** EXCERPTED DATA **
────────────────────

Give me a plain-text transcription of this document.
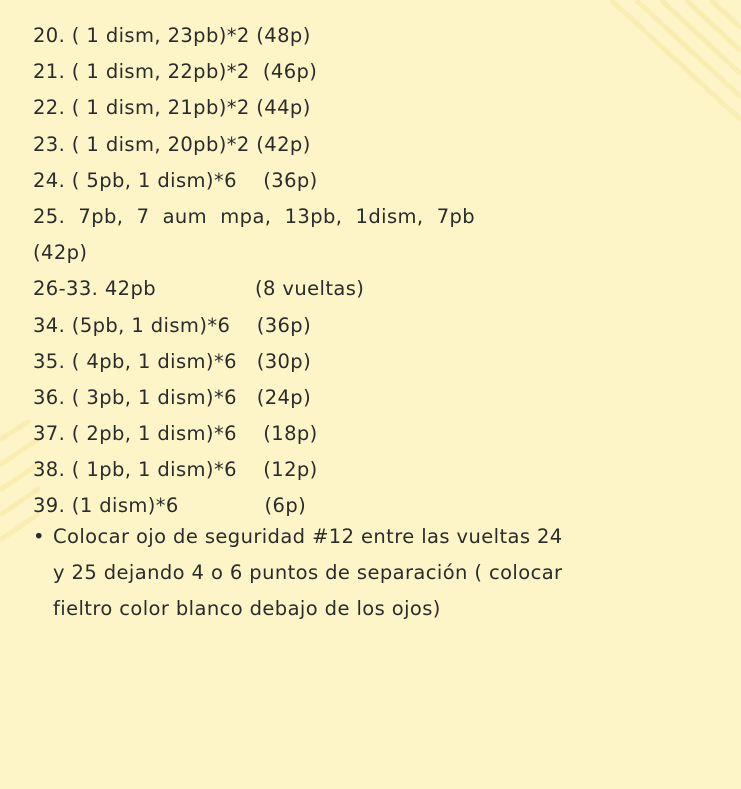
20. ( 1 dism, 23pb)*2 (48p)
21. ( 1 dism, 22pb)*2  (46p)
22. ( 1 dism, 21pb)*2 (44p)
23. ( 1 dism, 20pb)*2 (42p)
24. ( 5pb, 1 dism)*6    (36p)
25.  7pb,  7  aum  mpa,  13pb,  1dism,  7pb
(42p)
26-33. 42pb               (8 vueltas)
34. (5pb, 1 dism)*6    (36p)
35. ( 4pb, 1 dism)*6   (30p)
36. ( 3pb, 1 dism)*6   (24p)
37. ( 2pb, 1 dism)*6    (18p)
38. ( 1pb, 1 dism)*6    (12p)
39. (1 dism)*6             (6p)
• Colocar ojo de seguridad #12 entre las vueltas 24
y 25 dejando 4 o 6 puntos de separación ( colocar
fieltro color blanco debajo de los ojos)
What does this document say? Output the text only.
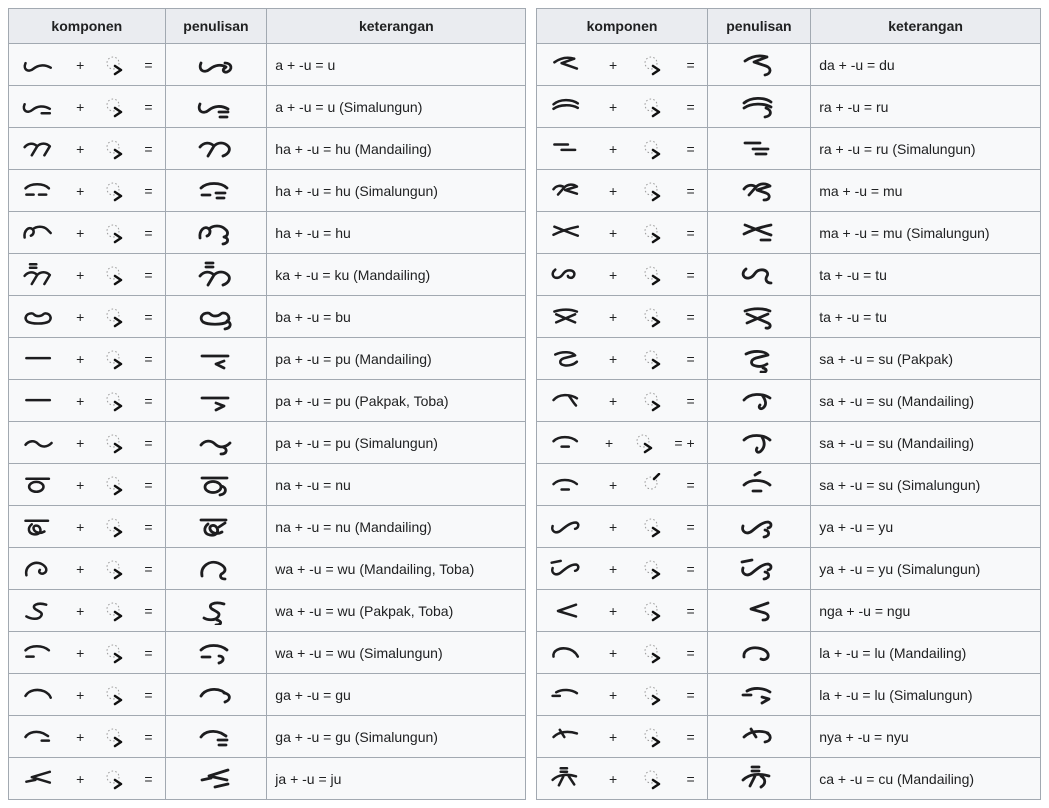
komponen	penulisan	keterangan

+ =		a + -u = u

+ =		a + -u = u (Simalungun)

+ =		ha + -u = hu (Mandailing)

+ =		ha + -u = hu (Simalungun)

+ =		ha + -u = hu

+ =		ka + -u = ku (Mandailing)

+ =		ba + -u = bu

+ =		pa + -u = pu (Mandailing)

+ =		pa + -u = pu (Pakpak, Toba)

+ =		pa + -u = pu (Simalungun)

+ =		na + -u = nu

+ =		na + -u = nu (Mandailing)

+ =		wa + -u = wu (Mandailing, Toba)

+ =		wa + -u = wu (Pakpak, Toba)

+ =		wa + -u = wu (Simalungun)

+ =		ga + -u = gu

+ =		ga + -u = gu (Simalungun)

+ =		ja + -u = ju
komponen	penulisan	keterangan

+ =		da + -u = du

+ =		ra + -u = ru

+ =		ra + -u = ru (Simalungun)

+ =		ma + -u = mu

+ =		ma + -u = mu (Simalungun)

+ =		ta + -u = tu

+ =		ta + -u = tu

+ =		sa + -u = su (Pakpak)

+ =		sa + -u = su (Mandailing)

+ = +		sa + -u = su (Mandailing)

+ =		sa + -u = su (Simalungun)

+ =		ya + -u = yu

+ =		ya + -u = yu (Simalungun)

+ =		nga + -u = ngu

+ =		la + -u = lu (Mandailing)

+ =		la + -u = lu (Simalungun)

+ =		nya + -u = nyu

+ =		ca + -u = cu (Mandailing)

────────────────────

** GIVEN PROBLEM **
Filter for "Pakpak". Return all lines that hold it.

** WRITTEN ANSWER **
+ =		pa + -u = pu (Pakpak, Toba)
+ =		wa + -u = wu (Pakpak, Toba)
+ =		sa + -u = su (Pakpak)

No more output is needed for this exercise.